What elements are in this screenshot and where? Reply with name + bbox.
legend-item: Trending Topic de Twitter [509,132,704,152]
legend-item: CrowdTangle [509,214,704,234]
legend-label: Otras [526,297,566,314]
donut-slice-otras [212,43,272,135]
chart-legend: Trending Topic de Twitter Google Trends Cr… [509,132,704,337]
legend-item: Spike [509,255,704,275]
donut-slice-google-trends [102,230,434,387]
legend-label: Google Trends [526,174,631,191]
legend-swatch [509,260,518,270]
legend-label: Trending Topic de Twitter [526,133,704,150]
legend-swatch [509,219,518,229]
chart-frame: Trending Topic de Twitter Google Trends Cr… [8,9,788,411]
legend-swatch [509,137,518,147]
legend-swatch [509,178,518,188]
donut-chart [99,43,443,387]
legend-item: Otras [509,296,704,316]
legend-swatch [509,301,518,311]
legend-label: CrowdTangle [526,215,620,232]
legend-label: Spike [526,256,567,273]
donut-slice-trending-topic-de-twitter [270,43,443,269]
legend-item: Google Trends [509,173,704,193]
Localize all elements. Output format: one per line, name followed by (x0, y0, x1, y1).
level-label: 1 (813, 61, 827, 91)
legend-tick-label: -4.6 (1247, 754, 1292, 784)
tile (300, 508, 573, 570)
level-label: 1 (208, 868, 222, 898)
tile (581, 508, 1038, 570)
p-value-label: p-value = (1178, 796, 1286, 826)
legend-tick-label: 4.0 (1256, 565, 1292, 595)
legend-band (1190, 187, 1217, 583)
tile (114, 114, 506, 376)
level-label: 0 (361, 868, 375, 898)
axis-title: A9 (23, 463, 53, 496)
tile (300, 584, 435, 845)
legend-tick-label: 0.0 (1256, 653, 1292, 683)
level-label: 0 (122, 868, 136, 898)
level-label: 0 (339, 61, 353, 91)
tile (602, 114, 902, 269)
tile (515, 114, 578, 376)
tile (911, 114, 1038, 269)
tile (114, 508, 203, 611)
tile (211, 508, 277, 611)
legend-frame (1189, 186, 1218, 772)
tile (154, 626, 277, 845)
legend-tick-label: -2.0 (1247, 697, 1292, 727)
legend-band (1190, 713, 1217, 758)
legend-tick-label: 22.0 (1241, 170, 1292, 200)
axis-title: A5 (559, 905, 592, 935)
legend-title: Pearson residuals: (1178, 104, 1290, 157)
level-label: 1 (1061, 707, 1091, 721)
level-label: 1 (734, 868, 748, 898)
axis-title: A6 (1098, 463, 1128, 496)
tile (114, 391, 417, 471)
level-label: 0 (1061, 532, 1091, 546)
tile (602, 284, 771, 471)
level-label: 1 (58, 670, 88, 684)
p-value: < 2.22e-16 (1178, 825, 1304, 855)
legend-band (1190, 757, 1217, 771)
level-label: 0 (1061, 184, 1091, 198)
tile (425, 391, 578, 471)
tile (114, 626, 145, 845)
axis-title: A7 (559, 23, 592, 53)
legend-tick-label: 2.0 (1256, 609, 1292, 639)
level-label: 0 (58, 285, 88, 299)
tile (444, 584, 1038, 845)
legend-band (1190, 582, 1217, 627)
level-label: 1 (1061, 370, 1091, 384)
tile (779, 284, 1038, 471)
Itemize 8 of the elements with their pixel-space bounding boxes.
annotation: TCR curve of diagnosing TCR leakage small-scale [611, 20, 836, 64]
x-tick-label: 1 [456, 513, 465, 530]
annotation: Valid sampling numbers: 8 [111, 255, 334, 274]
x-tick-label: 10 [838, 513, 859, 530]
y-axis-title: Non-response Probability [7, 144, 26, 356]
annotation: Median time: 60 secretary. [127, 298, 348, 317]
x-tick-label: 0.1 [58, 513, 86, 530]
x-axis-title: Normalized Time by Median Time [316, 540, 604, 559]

⁂

■ OPDRACHTDOEL ■
Neem alle regels hierboven letterlijk en volledig over.

■ OPDRACHTRESULTAAT ■
What elements are in this screenshot and where? Reply with name + bbox.
legend-item: Trending Topic de Twitter [509,132,704,152]
legend-item: CrowdTangle [509,214,704,234]
legend-label: Otras [526,297,566,314]
donut-slice-otras [212,43,272,135]
chart-legend: Trending Topic de Twitter Google Trends Cr… [509,132,704,337]
legend-item: Spike [509,255,704,275]
donut-slice-google-trends [102,230,434,387]
legend-label: Google Trends [526,174,631,191]
legend-swatch [509,260,518,270]
legend-label: Trending Topic de Twitter [526,133,704,150]
legend-swatch [509,219,518,229]
chart-frame: Trending Topic de Twitter Google Trends Cr… [8,9,788,411]
legend-swatch [509,137,518,147]
legend-swatch [509,178,518,188]
donut-chart [99,43,443,387]
legend-item: Otras [509,296,704,316]
legend-swatch [509,301,518,311]
legend-label: CrowdTangle [526,215,620,232]
legend-label: Spike [526,256,567,273]
donut-slice-trending-topic-de-twitter [270,43,443,269]
legend-item: Google Trends [509,173,704,193]
Localize all elements. Output format: one per line, name followed by (x0, y0, x1, y1).
level-label: 1 (813, 61, 827, 91)
legend-tick-label: -4.6 (1247, 754, 1292, 784)
tile (300, 508, 573, 570)
level-label: 1 (208, 868, 222, 898)
tile (581, 508, 1038, 570)
p-value-label: p-value = (1178, 796, 1286, 826)
legend-tick-label: 4.0 (1256, 565, 1292, 595)
legend-band (1190, 187, 1217, 583)
tile (114, 114, 506, 376)
level-label: 0 (361, 868, 375, 898)
axis-title: A9 (23, 463, 53, 496)
tile (300, 584, 435, 845)
legend-tick-label: 0.0 (1256, 653, 1292, 683)
level-label: 0 (122, 868, 136, 898)
level-label: 0 (339, 61, 353, 91)
tile (602, 114, 902, 269)
tile (515, 114, 578, 376)
tile (911, 114, 1038, 269)
tile (114, 508, 203, 611)
tile (211, 508, 277, 611)
legend-frame (1189, 186, 1218, 772)
tile (154, 626, 277, 845)
legend-tick-label: -2.0 (1247, 697, 1292, 727)
legend-band (1190, 713, 1217, 758)
legend-tick-label: 22.0 (1241, 170, 1292, 200)
axis-title: A5 (559, 905, 592, 935)
legend-title: Pearson residuals: (1178, 104, 1290, 157)
level-label: 1 (1061, 707, 1091, 721)
level-label: 1 (734, 868, 748, 898)
axis-title: A6 (1098, 463, 1128, 496)
tile (114, 391, 417, 471)
level-label: 0 (1061, 532, 1091, 546)
tile (602, 284, 771, 471)
level-label: 1 (58, 670, 88, 684)
p-value: < 2.22e-16 (1178, 825, 1304, 855)
legend-band (1190, 757, 1217, 771)
level-label: 0 (1061, 184, 1091, 198)
tile (425, 391, 578, 471)
tile (114, 626, 145, 845)
axis-title: A7 (559, 23, 592, 53)
legend-tick-label: 2.0 (1256, 609, 1292, 639)
level-label: 0 (58, 285, 88, 299)
tile (444, 584, 1038, 845)
legend-band (1190, 582, 1217, 627)
level-label: 1 (1061, 370, 1091, 384)
tile (779, 284, 1038, 471)
Itemize 8 of the elements with their pixel-space bounding boxes.
annotation: TCR curve of diagnosing TCR leakage small-scale [611, 20, 836, 64]
x-tick-label: 1 [456, 513, 465, 530]
annotation: Valid sampling numbers: 8 [111, 255, 334, 274]
x-tick-label: 10 [838, 513, 859, 530]
y-axis-title: Non-response Probability [7, 144, 26, 356]
annotation: Median time: 60 secretary. [127, 298, 348, 317]
x-tick-label: 0.1 [58, 513, 86, 530]
x-axis-title: Normalized Time by Median Time [316, 540, 604, 559]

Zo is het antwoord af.